REQUIREMENTS: Go through the lines below and copy each one that holds the string "nearest".

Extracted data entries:
□ □ □

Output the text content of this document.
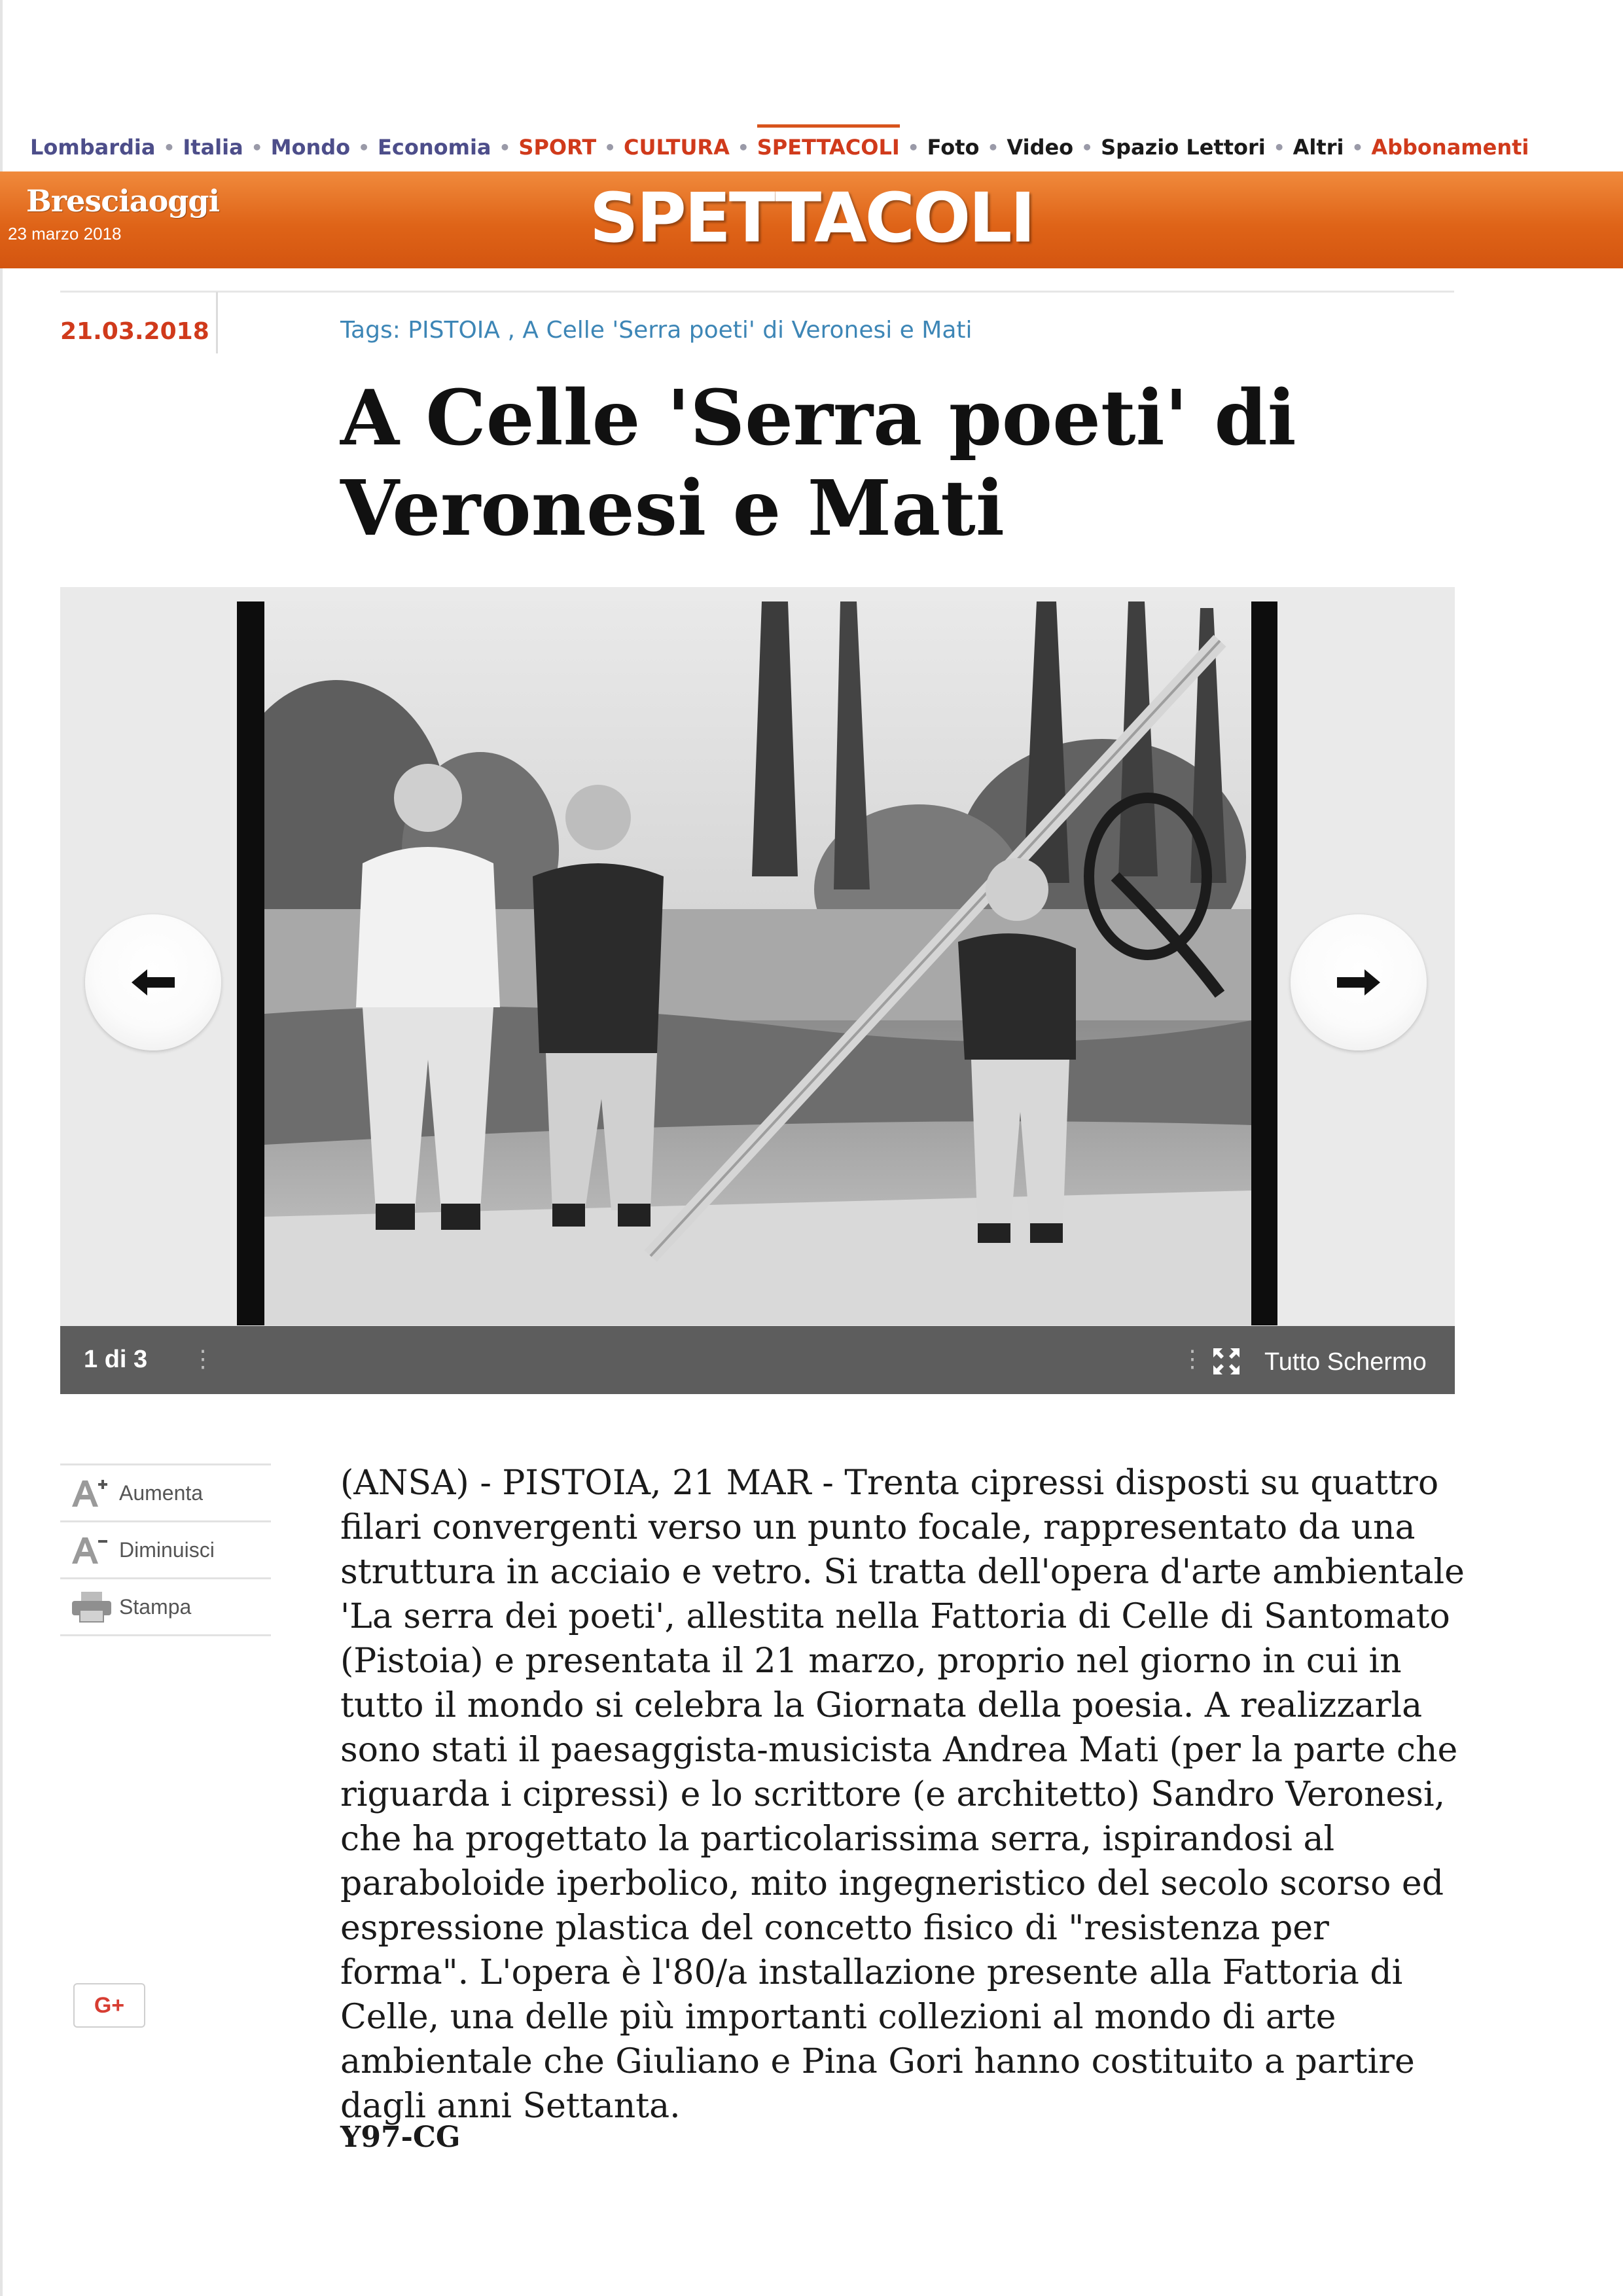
Lombardia • Italia • Mondo • Economia • SPORT • CULTURA • SPETTACOLI • Foto • Video • Spazio Lettori • Altri • Abbonamenti
Bresciaoggi
23 marzo 2018	SPETTACOLI
21.03.2018	Tags: PISTOIA , A Celle 'Serra poeti' di Veronesi e Mati
A Celle 'Serra poeti' di Veronesi e Mati
1 di 3 ⋮	⋮ Tutto Schermo
Aumenta
Diminuisci
Stampa
G+

(ANSA) - PISTOIA, 21 MAR - Trenta cipressi disposti su quattro filari convergenti verso un punto focale, rappresentato da una struttura in acciaio e vetro. Si tratta dell'opera d'arte ambientale 'La serra dei poeti', allestita nella Fattoria di Celle di Santomato (Pistoia) e presentata il 21 marzo, proprio nel giorno in cui in tutto il mondo si celebra la Giornata della poesia. A realizzarla sono stati il paesaggista-musicista Andrea Mati (per la parte che riguarda i cipressi) e lo scrittore (e architetto) Sandro Veronesi, che ha progettato la particolarissima serra, ispirandosi al paraboloide iperbolico, mito ingegneristico del secolo scorso ed espressione plastica del concetto fisico di "resistenza per forma". L'opera è l'80/a installazione presente alla Fattoria di Celle, una delle più importanti collezioni al mondo di arte ambientale che Giuliano e Pina Gori hanno costituito a partire dagli anni Settanta.

Y97-CG
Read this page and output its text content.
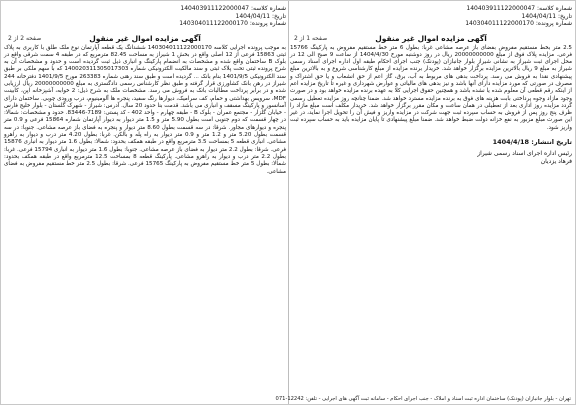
شماره کلاسه: 140403911122000047
تاریخ: 1404/04/11
شماره پرونده: 140304011122000170
صفحه 1 از 2	آگهی مزایده اموال غیر منقول
2.5 متر بخط مستقیم مفروض بفضای باز عرصه مشاعی غربا: بطول 6 متر خط مستقیم مفروض به پارکینگ 15766 فرعی. مزایده پلاک فوق از مبلغ 20000000000 ریال در روز دوشنبه مورخ 1404/4/30 از ساعت 9 صبح الی 12 در محل اجرای ثبت شیراز به نشانی شیراز بلوار جانبازان (پودنک) جنب اجرای احکام طبقه اول اداره اجرای اسناد رسمی شیراز به مبلغ 9 ریال بالاترین مزایده برگزار خواهد شد. خریدار برنده مزایده از مبلغ کارشناسی شروع و به بالاترین مبلغ پیشنهادی نقدا به فروش می رسد. پرداخت بدهی های مربوط به آب، برق، گاز اعم از حق انشعاب و یا حق اشتراک و مصرف در صورتی که مورد مزایده دارای آنها باشد و نیز بدهی های مالیاتی و عوارض شهرداری و غیره تا تاریخ مزایده اعم از اینکه رقم قطعی آن معلوم شده یا نشده باشد و همچنین حقوق اجرایی کلا به عهده برنده مزایده خواهد بود و در صورت وجود مازاد وجوه پرداختی بابت هزینه های فوق به برنده مزایده مسترد خواهد شد. ضمنا چنانچه روز مزایده تعطیل رسمی گردد مزایده روز اداری بعد از تعطیلی در همان ساعت و مکان مقرر برگزار خواهد شد. خریدار مکلف است مبلغ مازاد را ظرف پنج روز پس از فروش به حساب سپرده ثبت جهت شرکت در مزایده واریز و فیش آن را تحویل اجرا نماید، در غیر این صورت مبلغ مزبور به نفع خزانه دولت ضبط خواهد شد. ضمنا مبلغ پیشنهادی تا پایان مزایده باید به حساب سپرده ثبت واریز شود.
تاریخ انتشار: 1404/4/18
رئیس اداره اجرای اسناد رسمی شیراز
فرهاد یزدیان
شماره کلاسه: 140403911122000047
تاریخ: 1404/04/11
شماره پرونده: 140304011122000170
صفحه 2 از 2	آگهی مزایده اموال غیر منقول
به موجب پرونده اجرایی کلاسه 140304011122000170 ششدانگ یک قطعه آپارتمان نوع ملک طلق با کاربری به پلاک ثبتی 15863 فرعی از 12 اصلی واقع در بخش 1 شیراز به مساحت 82.45 مترمربع که در طبقه 4 سمت شرقی واقع در بلوک B ساختمان واقع شده و مشخصات به انضمام پارکینگ و انباری ذیل ثبت گردیده است و حدود و مشخصات آن به شرح پرونده ثبتی تحت پلاک ثبتی و سند مالکیت الکترونیکی شماره 140020311305017303 که با سهم ملکی بر طبق سند الکترونیکی 1401/9/5 بنام بانک ... گردیده است و طبق سند رهنی شماره 263383 مورخ 1401/9/5 دفترخانه 244 شیراز در رهن بانک کشاورزی قرار گرفته و طبق نظر کارشناس رسمی دادگستری به مبلغ 20000000000 ریال ارزیابی شده و در برابر پرداخت مطالبات بانک به فروش می رسد. مشخصات ملک به شرح ذیل: 2 خوابه، آشپزخانه اپن، کابینت MDF، سرویس بهداشتی و حمام، کف سرامیک، دیوارها رنگ سفید، پنجره ها آلومینیوم، درب ورودی چوبی. ساختمان دارای آسانسور و پارکینگ مسقف و انباری می باشد. قدمت بنا حدود 20 سال. آدرس: شیراز - شهرک گلستان - بلوار خلیج فارس - خیابان گلزار - مجتمع عمران - بلوک B - طبقه چهارم - واحد 402 - کد پستی: 7189-83446. حدود و مشخصات: شمالا: در چهار قسمت که دوم جنوبی است بطول 5.90 متر و 1.5 متر دیوار به دیوار آپارتمان شماره 15864 فرعی و 0.9 متر پنجره و دیوارهای مجاور. شرقا: در سه قسمت بطول 8.60 متر دیوار و پنجره به فضای باز عرصه مشاعی. جنوبا: در سه قسمت بطول 5.20 متر و 1.2 متر و 0.9 متر دیوار به راه پله و بالکن. غربا: بطول 4.20 متر درب و دیوار به راهرو مشاعی. انباری قطعه 5 بمساحت 3.5 مترمربع واقع در طبقه همکف بحدود: شمالا: بطول 1.6 متر دیوار به انباری 15876 فرعی. شرقا: بطول 2.2 متر دیوار به فضای باز عرصه مشاعی. جنوبا: بطول 1.6 متر دیوار به انباری 15794 فرعی. غربا: بطول 2.2 متر درب و دیوار به راهرو مشاعی. پارکینگ قطعه 8 بمساحت 12.5 مترمربع واقع در طبقه همکف بحدود: شمالا: بطول 5 متر خط مستقیم مفروض به پارکینگ 15765 فرعی. شرقا: بطول 2.5 متر خط مستقیم مفروض به فضای مشاعی.
تهران - بلوار جانبازان (پودنک) ساختمان اداره ثبت اسناد و املاک - جنب اجرای احکام - سامانه ثبت آگهی های اجرایی - تلفن: 12242-071
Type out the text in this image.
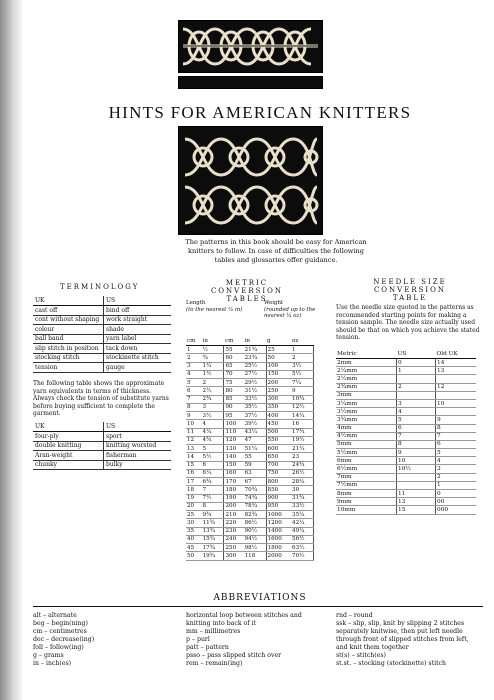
HINTS FOR AMERICAN KNITTERS
The patterns in this book should be easy for American knitters to follow. In case of difficulties the following tables and glossaries offer guidance.
TERMINOLOGY	METRIC
CONVERSION
TABLES
NEEDLE SIZE
CONVERSION TABLE
UK	US
cast off	bind off
cont without shaping	work straight
colour	shade
ball band	yarn label
slip stitch in position	tack down
stocking stitch	stockinette stitch
tension	gauge
The following table shows the approximate yarn equivalents in terms of thickness. Always check the tension of substitute yarns before buying sufficient to complete the garment.
UK	US
four-ply	sport
double knitting	knitting worsted
Aran-weight	fisherman
chunky	bulky
Length
(to the nearest ¼ in)
Weight
(rounded up to the nearest ¼ oz)
cm	in	cm	in	g	oz
1	½	55	21¾	25	1
2	¾	60	23¾	50	2
3	1¼	65	25½	100	3½
4	1½	70	27½	150	5½
5	2	75	29½	200	7¼
6	2½	80	31½	250	9
7	2¾	85	33½	300	10¾
8	3	90	35½	350	12½
9	3½	95	37½	400	14¼
10	4	100	39½	450	16
11	4¼	110	43¼	500	17¾
12	4¾	120	47	550	19½
13	5	130	51¼	600	21¼
14	5½	140	55	650	23
15	6	150	59	700	24¾
16	6¼	160	63	750	26½
17	6¾	170	67	800	28¼
18	7	180	70¾	850	30
19	7½	190	74¾	900	31¾
20	8	200	78¾	950	33½
25	9¾	210	82¾	1000	35¼
30	11¾	220	86½	1200	42¼
35	13¾	230	90½	1400	49¼
40	15¾	240	94½	1600	56½
45	17¾	250	98½	1800	63½
50	19¾	300	118	2000	70½
Use the needle size quoted in the patterns as recommended starting points for making a tension sample. The needle size actually used should be that on which you achieve the stated tension.
Metric	US	Old UK
2mm	0	14
2¼mm	1	13
2½mm		
2¾mm	2	12
3mm		
3¼mm	3	10
3½mm	4	
3¾mm	5	9
4mm	6	8
4½mm	7	7
5mm	8	6
5½mm	9	5
6mm	10	4
6½mm	10½	3
7mm		2
7½mm		1
8mm	11	0
9mm	13	00
10mm	15	000
ABBREVIATIONS
alt – alternate
beg – begin(ning)
cm – centimetres
dec – decrease(ing)
foll – follow(ing)
g – grams
in – inch(es)
horizontal loop between stitches and
knitting into back of it
mm – millimetres
p – purl
patt – pattern
psso – pass slipped stitch over
rem – remain(ing)
rnd – round
ssk – slip, slip, knit by slipping 2 stitches
separately knitwise, then put left needle
through front of slipped stitches from left,
and knit them together
st(s) – stitch(es)
st.st. – stocking (stockinette) stitch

□ □ □

EXPECTED ANSWER:
(to the nearest ¼ in)
(rounded up to the nearest ¼ oz)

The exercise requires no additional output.